### Short task
Extract every entry word for word. Skip the pictures.
# start of Dataset records
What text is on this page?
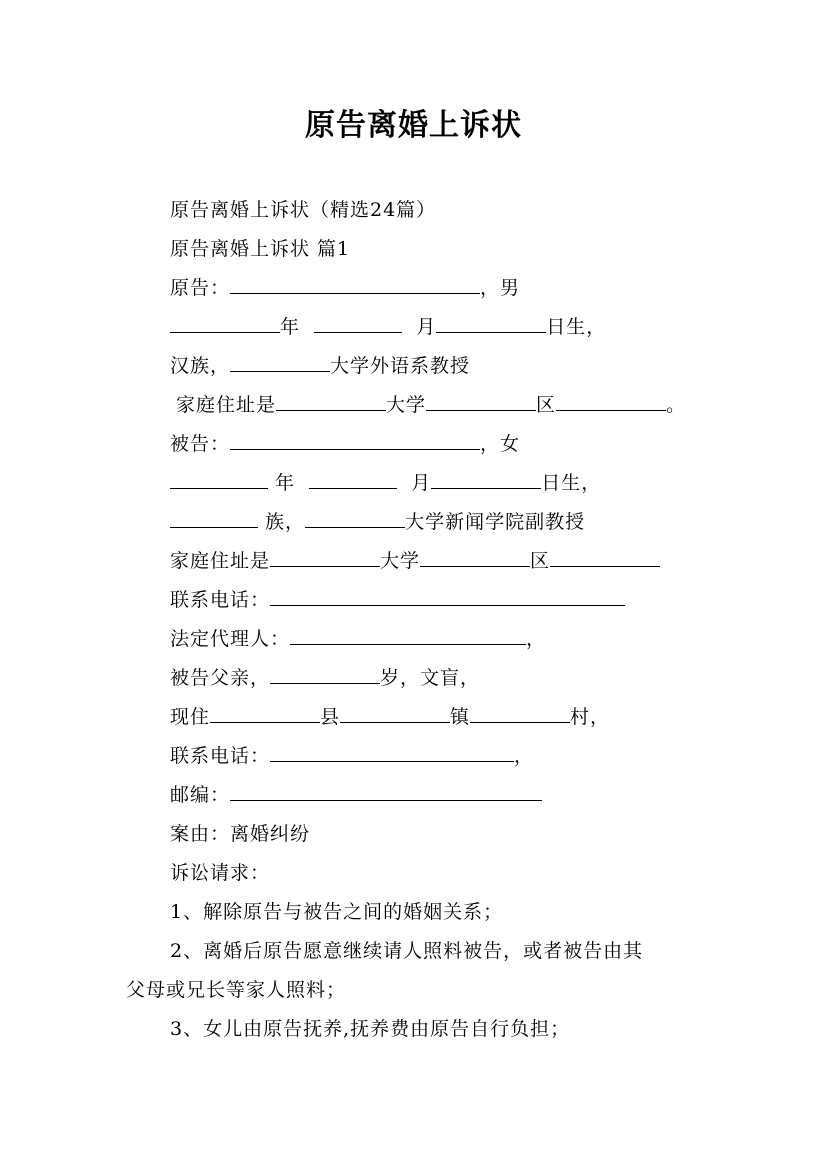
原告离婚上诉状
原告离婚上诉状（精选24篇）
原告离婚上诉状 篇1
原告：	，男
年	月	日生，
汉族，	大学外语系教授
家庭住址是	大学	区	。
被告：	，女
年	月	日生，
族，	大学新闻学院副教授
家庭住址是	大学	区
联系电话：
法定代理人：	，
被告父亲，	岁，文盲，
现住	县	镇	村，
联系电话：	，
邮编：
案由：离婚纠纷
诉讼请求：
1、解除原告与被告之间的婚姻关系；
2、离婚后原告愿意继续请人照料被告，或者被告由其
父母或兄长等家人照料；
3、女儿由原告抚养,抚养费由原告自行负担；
# end of Dataset records
### Expected output
What text is on this page?
原告离婚上诉状
原告离婚上诉状（精选24篇）
原告离婚上诉状 篇1
原告：	，男
年	月	日生，
汉族，	大学外语系教授
家庭住址是	大学	区	。
被告：	，女
年	月	日生，
族，	大学新闻学院副教授
家庭住址是	大学	区
联系电话：
法定代理人：	，
被告父亲，	岁，文盲，
现住	县	镇	村，
联系电话：	，
邮编：
案由：离婚纠纷
诉讼请求：
1、解除原告与被告之间的婚姻关系；
2、离婚后原告愿意继续请人照料被告，或者被告由其
父母或兄长等家人照料；
3、女儿由原告抚养,抚养费由原告自行负担；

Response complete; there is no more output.